• [Given task 1]:
From the embroidery thread, list every user name that appears in a heading.

• [Text to read]:
# Remove left chest embroidery?



## kebwoo (Feb 3, 2015)

Hi all, I have a customer who would like left chest embroidery removed and restitched. They are bringing to be a sweatshirt with lettering they need taken out and replaced with other lettering, same spot. Has anyone done this? I cannot get a replacement sweatshirt so I am very hesitant to take this job but do want to help them out. I will attach pictures of the inside and outside of what needs to be removed. Any advice is appreciated! Thanks!


----------



## 4 the Team (May 31, 2013)

If that is all embroidery and nor a patch, the garment will likely be destroyed removing the stitching. We occasionally remove names for people, I would not even consider touching that one.


----------



## atc44278 (Apr 26, 2008)

• [Exercise input]:
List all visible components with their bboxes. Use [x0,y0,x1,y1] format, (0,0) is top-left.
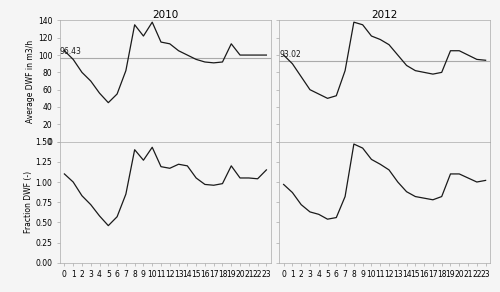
Text: 96.43: 96.43 [60,47,82,56]
Y-axis label: Average DWF in m3/h: Average DWF in m3/h [26,39,35,123]
Title: 2010: 2010 [152,10,178,20]
Text: 93.02: 93.02 [279,51,301,59]
Y-axis label: Fraction DWF (-): Fraction DWF (-) [24,171,32,233]
Title: 2012: 2012 [372,10,398,20]
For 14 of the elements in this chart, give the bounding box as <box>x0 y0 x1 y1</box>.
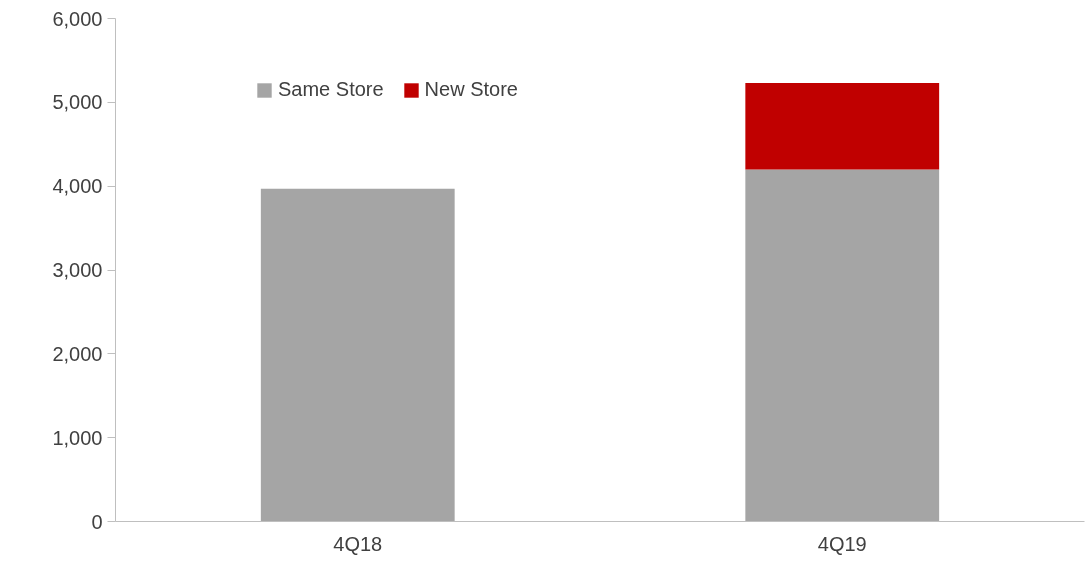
bar <box>745 83 940 170</box>
y-tick-label: 2,000 <box>52 342 103 365</box>
x-tick-label: 4Q19 <box>817 532 867 555</box>
y-tick-label: 5,000 <box>52 91 103 114</box>
legend-label: New Store <box>424 78 518 101</box>
y-tick-label: 1,000 <box>52 426 103 449</box>
y-tick-label: 3,000 <box>52 259 103 281</box>
y-tick-label: 6,000 <box>52 7 103 30</box>
x-tick-label: 4Q18 <box>333 532 383 555</box>
y-tick-label: 0 <box>91 510 103 533</box>
bar <box>745 169 940 522</box>
y-tick-label: 4,000 <box>52 175 103 198</box>
bar <box>260 188 455 522</box>
legend-label: Same Store <box>278 78 384 101</box>
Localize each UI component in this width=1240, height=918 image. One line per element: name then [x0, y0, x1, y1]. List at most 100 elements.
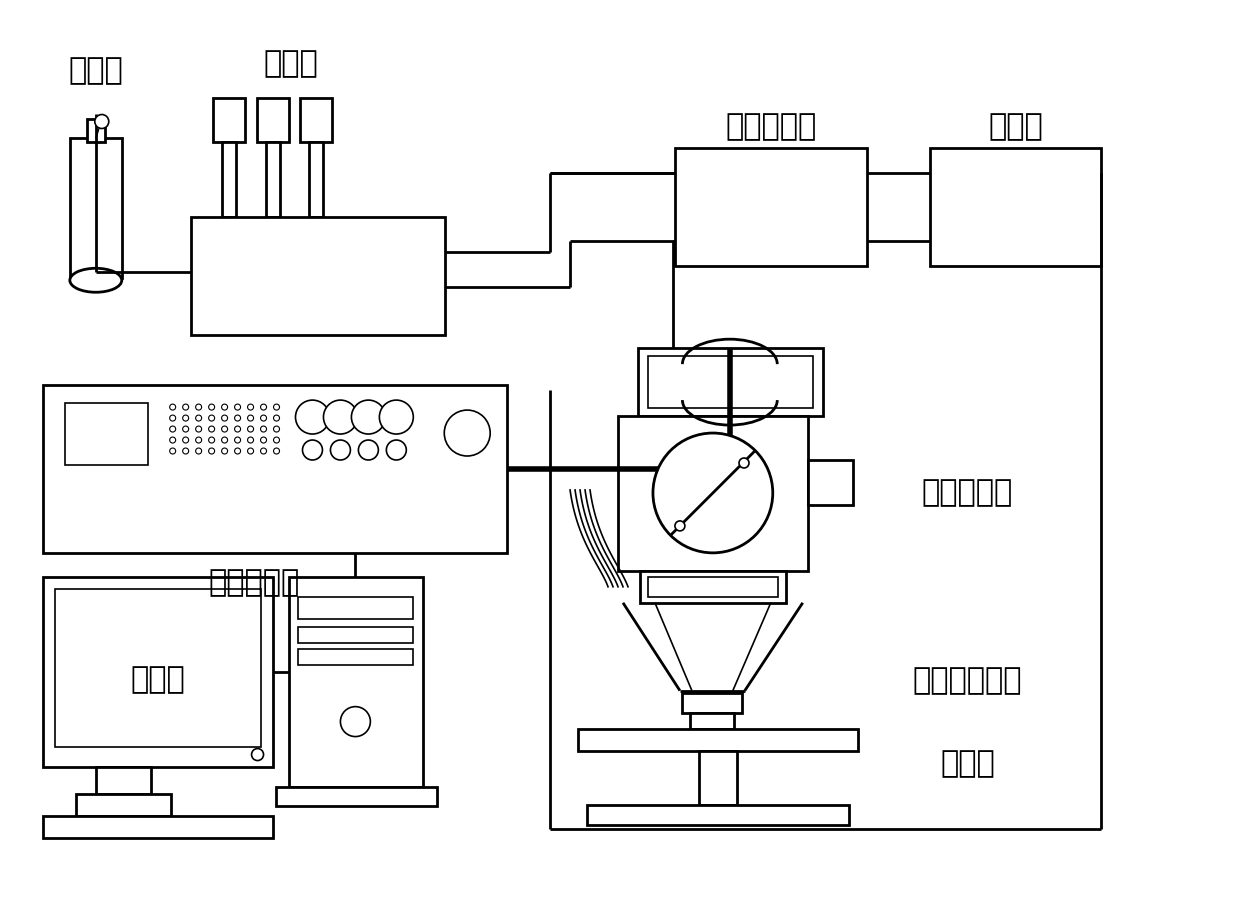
Circle shape	[248, 415, 253, 421]
Circle shape	[208, 404, 215, 410]
Circle shape	[248, 426, 253, 432]
Circle shape	[274, 426, 279, 432]
Text: 换热器: 换热器	[988, 112, 1043, 141]
Text: 控制器: 控制器	[130, 666, 185, 694]
Circle shape	[274, 448, 279, 454]
Circle shape	[170, 404, 176, 410]
Circle shape	[234, 415, 241, 421]
Circle shape	[222, 437, 228, 443]
Bar	[682, 693, 742, 712]
Circle shape	[379, 400, 413, 434]
Bar	[275, 787, 438, 807]
Text: 环形冷却装置: 环形冷却装置	[913, 666, 1022, 695]
Ellipse shape	[69, 268, 122, 292]
Circle shape	[182, 415, 188, 421]
Circle shape	[260, 448, 267, 454]
Circle shape	[234, 404, 241, 410]
Circle shape	[222, 404, 228, 410]
Circle shape	[675, 521, 684, 531]
Circle shape	[260, 415, 267, 421]
Text: 空气压缩机: 空气压缩机	[725, 112, 816, 141]
Circle shape	[222, 448, 228, 454]
Circle shape	[170, 448, 176, 454]
Circle shape	[170, 426, 176, 432]
Bar	[43, 577, 273, 767]
Circle shape	[351, 400, 386, 434]
Bar	[69, 139, 122, 278]
Bar	[310, 142, 324, 218]
Circle shape	[324, 400, 357, 434]
Bar	[257, 97, 289, 142]
Bar	[618, 416, 807, 571]
Circle shape	[196, 404, 202, 410]
Text: 送粉器: 送粉器	[263, 49, 317, 78]
Circle shape	[222, 415, 228, 421]
Bar	[699, 751, 737, 805]
Circle shape	[444, 410, 490, 456]
Circle shape	[196, 448, 202, 454]
Circle shape	[208, 448, 215, 454]
Bar	[222, 142, 236, 218]
Circle shape	[170, 437, 176, 443]
Circle shape	[653, 433, 773, 553]
Circle shape	[248, 448, 253, 454]
Circle shape	[234, 448, 241, 454]
Circle shape	[182, 426, 188, 432]
Bar	[265, 142, 279, 218]
Bar	[212, 97, 244, 142]
Bar	[43, 816, 273, 838]
Circle shape	[295, 400, 330, 434]
Circle shape	[739, 458, 749, 468]
Bar	[43, 386, 507, 553]
Bar	[637, 348, 822, 416]
Circle shape	[182, 448, 188, 454]
Circle shape	[208, 437, 215, 443]
Circle shape	[234, 426, 241, 432]
Circle shape	[248, 404, 253, 410]
Circle shape	[170, 415, 176, 421]
Bar	[191, 218, 445, 335]
Circle shape	[196, 437, 202, 443]
Bar	[649, 356, 812, 409]
Bar	[640, 571, 786, 603]
Circle shape	[274, 415, 279, 421]
Circle shape	[208, 426, 215, 432]
Bar	[299, 627, 413, 643]
Bar	[675, 149, 867, 266]
Bar	[95, 767, 151, 794]
Bar	[689, 712, 734, 729]
Circle shape	[260, 437, 267, 443]
Text: 光纤激光器: 光纤激光器	[208, 568, 300, 598]
Bar	[299, 597, 413, 619]
Text: 工作台: 工作台	[940, 749, 994, 778]
Circle shape	[341, 707, 371, 736]
Circle shape	[248, 437, 253, 443]
Circle shape	[196, 426, 202, 432]
Circle shape	[274, 437, 279, 443]
Circle shape	[260, 426, 267, 432]
Circle shape	[252, 748, 264, 760]
Bar	[807, 460, 853, 505]
Bar	[578, 729, 858, 751]
Text: 同轴燕覆头: 同轴燕覆头	[921, 478, 1013, 508]
Bar	[76, 794, 171, 816]
Circle shape	[182, 404, 188, 410]
Circle shape	[330, 440, 351, 460]
Circle shape	[196, 415, 202, 421]
Bar	[299, 649, 413, 665]
Circle shape	[274, 404, 279, 410]
Text: 氦气瓶: 氦气瓶	[68, 56, 123, 85]
Circle shape	[182, 437, 188, 443]
Circle shape	[94, 115, 109, 129]
Bar	[930, 149, 1101, 266]
Bar	[649, 577, 777, 597]
Circle shape	[222, 426, 228, 432]
Bar	[55, 588, 260, 746]
Circle shape	[387, 440, 407, 460]
Bar	[64, 403, 148, 465]
Circle shape	[260, 404, 267, 410]
Bar	[289, 577, 423, 787]
Circle shape	[208, 415, 215, 421]
Circle shape	[234, 437, 241, 443]
Bar	[87, 118, 105, 142]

• [Given task 2]:
Convert the entry lines from the one containing "Text: 96.43: 96.43 [60,47,82,56]" through the one containing "Title: 2012: 2012 [372,10,398,20]", both included, into a JSON list of strings, one string per line, skipping blank lines.

• [Full output 1]:
kebwoo
4 the Team
atc44278

• [Full output 2]:
[
  "Text: 96.43: 96.43 [60,47,82,56]",
  "Y-axis label: Average DWF in m3/h: Average DWF in m3/h [26,39,35,123]",
  "Title: 2010: 2010 [152,10,178,20]",
  "Text: 93.02: 93.02 [279,51,301,59]",
  "Y-axis label: Fraction DWF (-): Fraction DWF (-) [24,171,32,233]",
  "Title: 2012: 2012 [372,10,398,20]"
]